» **Information shown**
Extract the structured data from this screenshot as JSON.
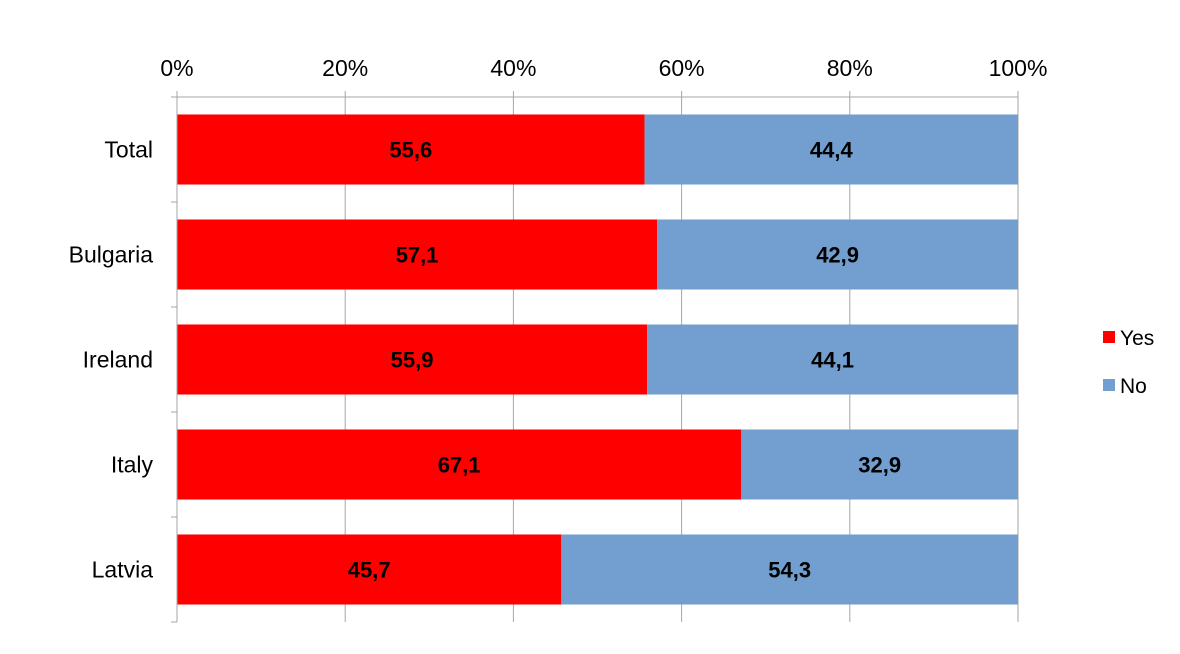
{
  "chart_data": {
    "type": "bar",
    "orientation": "horizontal",
    "stacked": "percent",
    "title": "",
    "xlabel": "",
    "ylabel": "",
    "xlim": [
      0,
      100
    ],
    "x_ticks": [
      "0%",
      "20%",
      "40%",
      "60%",
      "80%",
      "100%"
    ],
    "x_tick_values": [
      0,
      20,
      40,
      60,
      80,
      100
    ],
    "x_axis_position": "top",
    "grid": true,
    "legend_position": "right",
    "categories": [
      "Total",
      "Bulgaria",
      "Ireland",
      "Italy",
      "Latvia"
    ],
    "series": [
      {
        "name": "Yes",
        "color": "#ff0000",
        "values": [
          55.6,
          57.1,
          55.9,
          67.1,
          45.7
        ],
        "labels": [
          "55,6",
          "57,1",
          "55,9",
          "67,1",
          "45,7"
        ]
      },
      {
        "name": "No",
        "color": "#729fcf",
        "values": [
          44.4,
          42.9,
          44.1,
          32.9,
          54.3
        ],
        "labels": [
          "44,4",
          "42,9",
          "44,1",
          "32,9",
          "54,3"
        ]
      }
    ]
  }
}
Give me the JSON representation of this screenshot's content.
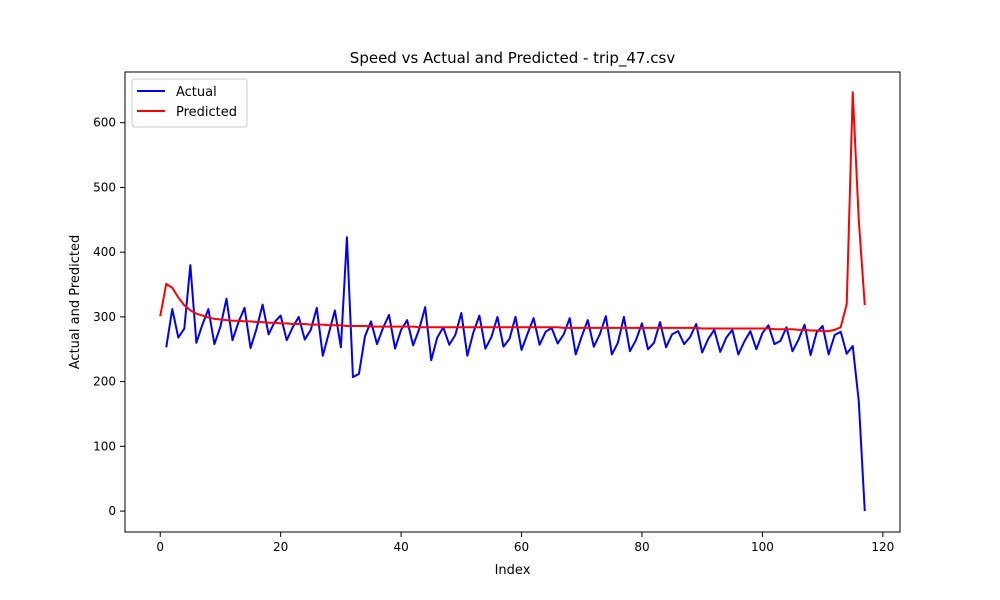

» **The task**
In the records above, find each line with the word "this" and copy it.

» **The output**
Extract the structured data from this screenshot as JSON.
Give me the JSON representation of this screenshot's content.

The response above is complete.